[Input records start]

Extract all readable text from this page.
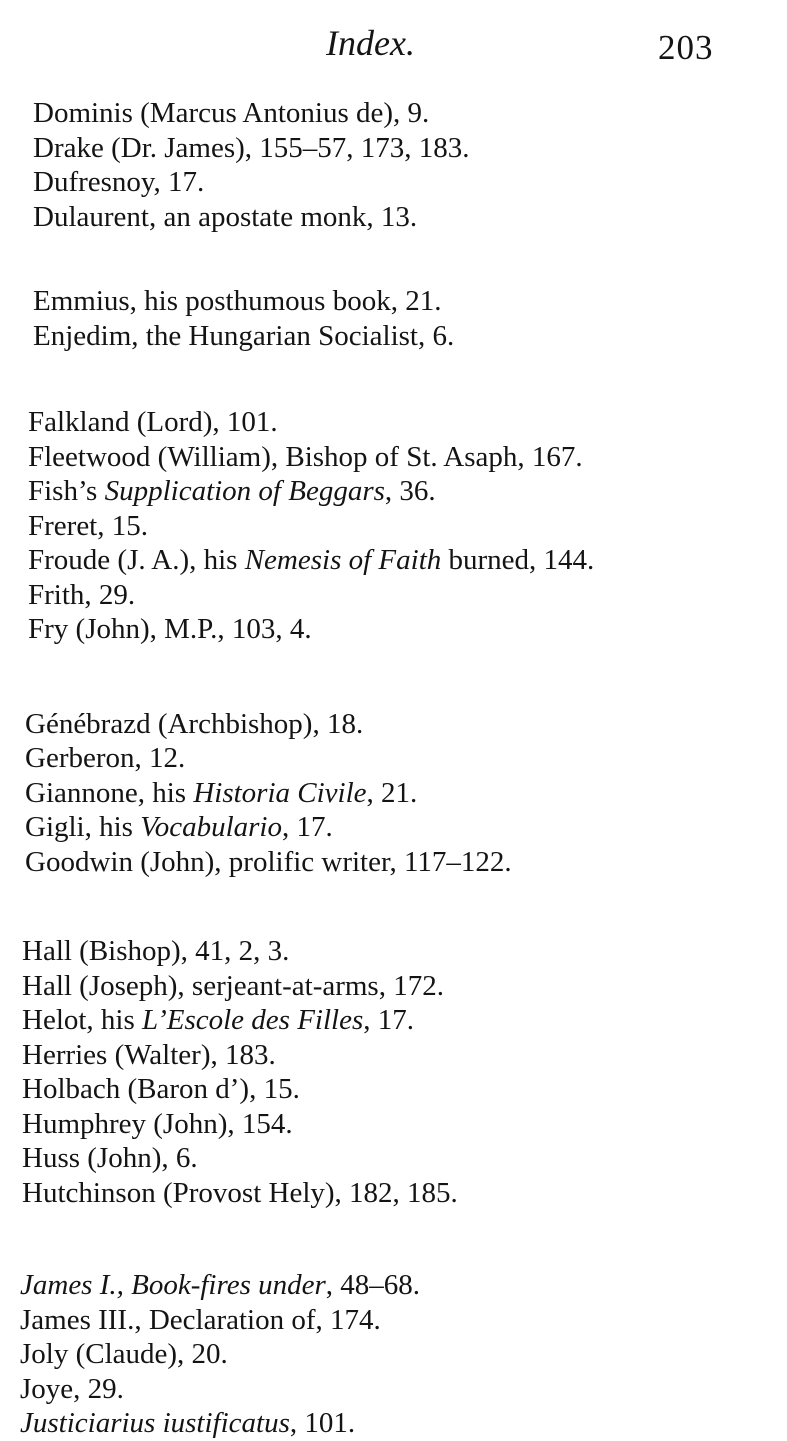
Index.	203
Dominis (Marcus Antonius de), 9.
Drake (Dr. James), 155–57, 173, 183.
Dufresnoy, 17.
Dulaurent, an apostate monk, 13.
Emmius, his posthumous book, 21.
Enjedim, the Hungarian Socialist, 6.
Falkland (Lord), 101.
Fleetwood (William), Bishop of St. Asaph, 167.
Fish’s Supplication of Beggars, 36.
Freret, 15.
Froude (J. A.), his Nemesis of Faith burned, 144.
Frith, 29.
Fry (John), M.P., 103, 4.
Génébrazd (Archbishop), 18.
Gerberon, 12.
Giannone, his Historia Civile, 21.
Gigli, his Vocabulario, 17.
Goodwin (John), prolific writer, 117–122.
Hall (Bishop), 41, 2, 3.
Hall (Joseph), serjeant-at-arms, 172.
Helot, his L’Escole des Filles, 17.
Herries (Walter), 183.
Holbach (Baron d’), 15.
Humphrey (John), 154.
Huss (John), 6.
Hutchinson (Provost Hely), 182, 185.
James I., Book-fires under, 48–68.
James III., Declaration of, 174.
Joly (Claude), 20.
Joye, 29.
Justiciarius iustificatus, 101.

[Input records end]

(Work to complete)
From the entries above, select each line containing the string "Hall".

(The output)
Hall (Bishop), 41, 2, 3.
Hall (Joseph), serjeant-at-arms, 172.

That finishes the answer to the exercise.